__JOB__. Reproduce all of the records exactly.

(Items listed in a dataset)
___
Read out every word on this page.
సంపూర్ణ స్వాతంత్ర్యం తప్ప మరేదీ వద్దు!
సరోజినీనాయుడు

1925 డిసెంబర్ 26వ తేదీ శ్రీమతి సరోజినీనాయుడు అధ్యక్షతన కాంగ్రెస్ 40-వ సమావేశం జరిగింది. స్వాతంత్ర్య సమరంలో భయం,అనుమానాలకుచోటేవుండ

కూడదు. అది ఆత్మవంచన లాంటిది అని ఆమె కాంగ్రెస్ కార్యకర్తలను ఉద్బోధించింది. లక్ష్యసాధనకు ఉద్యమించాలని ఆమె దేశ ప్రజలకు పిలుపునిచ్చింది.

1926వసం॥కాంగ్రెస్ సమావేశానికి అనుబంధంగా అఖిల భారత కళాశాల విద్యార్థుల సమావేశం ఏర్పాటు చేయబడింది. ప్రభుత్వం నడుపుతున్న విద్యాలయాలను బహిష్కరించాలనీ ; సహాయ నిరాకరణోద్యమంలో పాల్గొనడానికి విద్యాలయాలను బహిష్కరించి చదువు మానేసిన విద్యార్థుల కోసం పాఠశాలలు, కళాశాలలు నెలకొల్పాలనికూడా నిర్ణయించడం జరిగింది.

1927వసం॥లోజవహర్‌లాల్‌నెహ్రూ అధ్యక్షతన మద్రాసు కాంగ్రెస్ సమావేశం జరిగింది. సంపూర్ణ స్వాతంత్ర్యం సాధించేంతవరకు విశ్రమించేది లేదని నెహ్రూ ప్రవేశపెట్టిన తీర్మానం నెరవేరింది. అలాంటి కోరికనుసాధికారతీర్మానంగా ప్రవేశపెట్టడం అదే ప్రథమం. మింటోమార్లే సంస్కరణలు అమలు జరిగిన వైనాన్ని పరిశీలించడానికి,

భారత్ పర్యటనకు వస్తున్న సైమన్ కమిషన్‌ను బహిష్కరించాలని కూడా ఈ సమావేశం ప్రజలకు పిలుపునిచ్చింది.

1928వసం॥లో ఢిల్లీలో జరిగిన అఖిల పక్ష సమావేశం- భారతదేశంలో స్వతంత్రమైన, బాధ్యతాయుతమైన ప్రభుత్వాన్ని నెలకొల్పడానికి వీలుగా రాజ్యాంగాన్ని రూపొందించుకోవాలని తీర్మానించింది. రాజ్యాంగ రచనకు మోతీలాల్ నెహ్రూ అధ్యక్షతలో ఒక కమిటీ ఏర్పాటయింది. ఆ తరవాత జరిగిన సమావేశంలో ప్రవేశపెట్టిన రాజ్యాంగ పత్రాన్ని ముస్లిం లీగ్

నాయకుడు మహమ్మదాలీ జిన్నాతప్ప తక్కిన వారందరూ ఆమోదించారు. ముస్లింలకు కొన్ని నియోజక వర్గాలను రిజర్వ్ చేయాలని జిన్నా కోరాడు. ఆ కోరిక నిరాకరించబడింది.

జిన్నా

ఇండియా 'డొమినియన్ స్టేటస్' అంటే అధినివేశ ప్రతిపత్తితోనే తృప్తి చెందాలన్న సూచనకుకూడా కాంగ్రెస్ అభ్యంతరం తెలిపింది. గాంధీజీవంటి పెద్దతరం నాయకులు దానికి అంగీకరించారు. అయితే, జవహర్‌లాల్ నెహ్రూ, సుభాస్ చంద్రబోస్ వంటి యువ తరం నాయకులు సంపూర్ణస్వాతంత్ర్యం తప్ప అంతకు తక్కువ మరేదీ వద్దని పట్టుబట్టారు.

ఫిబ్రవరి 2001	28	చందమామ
___
__THE RESPONSE__.
Read out every word on this page.
సంపూర్ణ స్వాతంత్ర్యం తప్ప మరేదీ వద్దు!
సరోజినీనాయుడు

1925 డిసెంబర్ 26వ తేదీ శ్రీమతి సరోజినీనాయుడు అధ్యక్షతన కాంగ్రెస్ 40-వ సమావేశం జరిగింది. స్వాతంత్ర్య సమరంలో భయం,అనుమానాలకుచోటేవుండ

కూడదు. అది ఆత్మవంచన లాంటిది అని ఆమె కాంగ్రెస్ కార్యకర్తలను ఉద్బోధించింది. లక్ష్యసాధనకు ఉద్యమించాలని ఆమె దేశ ప్రజలకు పిలుపునిచ్చింది.

1926వసం॥కాంగ్రెస్ సమావేశానికి అనుబంధంగా అఖిల భారత కళాశాల విద్యార్థుల సమావేశం ఏర్పాటు చేయబడింది. ప్రభుత్వం నడుపుతున్న విద్యాలయాలను బహిష్కరించాలనీ ; సహాయ నిరాకరణోద్యమంలో పాల్గొనడానికి విద్యాలయాలను బహిష్కరించి చదువు మానేసిన విద్యార్థుల కోసం పాఠశాలలు, కళాశాలలు నెలకొల్పాలనికూడా నిర్ణయించడం జరిగింది.

1927వసం॥లోజవహర్‌లాల్‌నెహ్రూ అధ్యక్షతన మద్రాసు కాంగ్రెస్ సమావేశం జరిగింది. సంపూర్ణ స్వాతంత్ర్యం సాధించేంతవరకు విశ్రమించేది లేదని నెహ్రూ ప్రవేశపెట్టిన తీర్మానం నెరవేరింది. అలాంటి కోరికనుసాధికారతీర్మానంగా ప్రవేశపెట్టడం అదే ప్రథమం. మింటోమార్లే సంస్కరణలు అమలు జరిగిన వైనాన్ని పరిశీలించడానికి,

భారత్ పర్యటనకు వస్తున్న సైమన్ కమిషన్‌ను బహిష్కరించాలని కూడా ఈ సమావేశం ప్రజలకు పిలుపునిచ్చింది.

1928వసం॥లో ఢిల్లీలో జరిగిన అఖిల పక్ష సమావేశం- భారతదేశంలో స్వతంత్రమైన, బాధ్యతాయుతమైన ప్రభుత్వాన్ని నెలకొల్పడానికి వీలుగా రాజ్యాంగాన్ని రూపొందించుకోవాలని తీర్మానించింది. రాజ్యాంగ రచనకు మోతీలాల్ నెహ్రూ అధ్యక్షతలో ఒక కమిటీ ఏర్పాటయింది. ఆ తరవాత జరిగిన సమావేశంలో ప్రవేశపెట్టిన రాజ్యాంగ పత్రాన్ని ముస్లిం లీగ్

నాయకుడు మహమ్మదాలీ జిన్నాతప్ప తక్కిన వారందరూ ఆమోదించారు. ముస్లింలకు కొన్ని నియోజక వర్గాలను రిజర్వ్ చేయాలని జిన్నా కోరాడు. ఆ కోరిక నిరాకరించబడింది.

జిన్నా

ఇండియా 'డొమినియన్ స్టేటస్' అంటే అధినివేశ ప్రతిపత్తితోనే తృప్తి చెందాలన్న సూచనకుకూడా కాంగ్రెస్ అభ్యంతరం తెలిపింది. గాంధీజీవంటి పెద్దతరం నాయకులు దానికి అంగీకరించారు. అయితే, జవహర్‌లాల్ నెహ్రూ, సుభాస్ చంద్రబోస్ వంటి యువ తరం నాయకులు సంపూర్ణస్వాతంత్ర్యం తప్ప అంతకు తక్కువ మరేదీ వద్దని పట్టుబట్టారు.

ఫిబ్రవరి 2001	28	చందమామ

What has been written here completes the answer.